- _TASK_
Copy out all of the data exactly as it appears.

Collected data entries:
........
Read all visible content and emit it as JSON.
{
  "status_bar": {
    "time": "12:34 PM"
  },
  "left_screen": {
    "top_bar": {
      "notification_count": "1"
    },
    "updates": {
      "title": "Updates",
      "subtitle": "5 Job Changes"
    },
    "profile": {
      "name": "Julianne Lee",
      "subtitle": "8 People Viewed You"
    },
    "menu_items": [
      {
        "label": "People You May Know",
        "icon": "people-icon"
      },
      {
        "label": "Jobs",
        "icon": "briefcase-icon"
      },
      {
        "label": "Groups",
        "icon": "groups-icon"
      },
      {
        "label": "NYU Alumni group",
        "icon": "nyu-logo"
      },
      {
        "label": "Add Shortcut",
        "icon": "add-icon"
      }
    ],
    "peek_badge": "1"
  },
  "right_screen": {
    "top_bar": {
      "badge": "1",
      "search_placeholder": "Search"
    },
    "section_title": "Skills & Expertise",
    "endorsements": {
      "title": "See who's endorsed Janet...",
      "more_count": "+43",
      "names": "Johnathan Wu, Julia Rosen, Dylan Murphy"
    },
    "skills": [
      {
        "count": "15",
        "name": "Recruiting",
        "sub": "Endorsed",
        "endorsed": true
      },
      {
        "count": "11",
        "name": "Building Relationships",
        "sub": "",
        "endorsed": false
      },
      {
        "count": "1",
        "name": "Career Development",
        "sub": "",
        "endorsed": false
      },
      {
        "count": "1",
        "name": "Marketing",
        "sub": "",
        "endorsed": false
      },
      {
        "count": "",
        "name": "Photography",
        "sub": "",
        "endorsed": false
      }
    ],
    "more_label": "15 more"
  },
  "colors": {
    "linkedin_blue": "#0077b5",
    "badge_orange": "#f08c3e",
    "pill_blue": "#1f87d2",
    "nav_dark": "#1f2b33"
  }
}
........
- _TASK RESPONSE_
Read all visible content and emit it as JSON.
{
  "status_bar": {
    "time": "12:34 PM"
  },
  "left_screen": {
    "top_bar": {
      "notification_count": "1"
    },
    "updates": {
      "title": "Updates",
      "subtitle": "5 Job Changes"
    },
    "profile": {
      "name": "Julianne Lee",
      "subtitle": "8 People Viewed You"
    },
    "menu_items": [
      {
        "label": "People You May Know",
        "icon": "people-icon"
      },
      {
        "label": "Jobs",
        "icon": "briefcase-icon"
      },
      {
        "label": "Groups",
        "icon": "groups-icon"
      },
      {
        "label": "NYU Alumni group",
        "icon": "nyu-logo"
      },
      {
        "label": "Add Shortcut",
        "icon": "add-icon"
      }
    ],
    "peek_badge": "1"
  },
  "right_screen": {
    "top_bar": {
      "badge": "1",
      "search_placeholder": "Search"
    },
    "section_title": "Skills & Expertise",
    "endorsements": {
      "title": "See who's endorsed Janet...",
      "more_count": "+43",
      "names": "Johnathan Wu, Julia Rosen, Dylan Murphy"
    },
    "skills": [
      {
        "count": "15",
        "name": "Recruiting",
        "sub": "Endorsed",
        "endorsed": true
      },
      {
        "count": "11",
        "name": "Building Relationships",
        "sub": "",
        "endorsed": false
      },
      {
        "count": "1",
        "name": "Career Development",
        "sub": "",
        "endorsed": false
      },
      {
        "count": "1",
        "name": "Marketing",
        "sub": "",
        "endorsed": false
      },
      {
        "count": "",
        "name": "Photography",
        "sub": "",
        "endorsed": false
      }
    ],
    "more_label": "15 more"
  },
  "colors": {
    "linkedin_blue": "#0077b5",
    "badge_orange": "#f08c3e",
    "pill_blue": "#1f87d2",
    "nav_dark": "#1f2b33"
  }
}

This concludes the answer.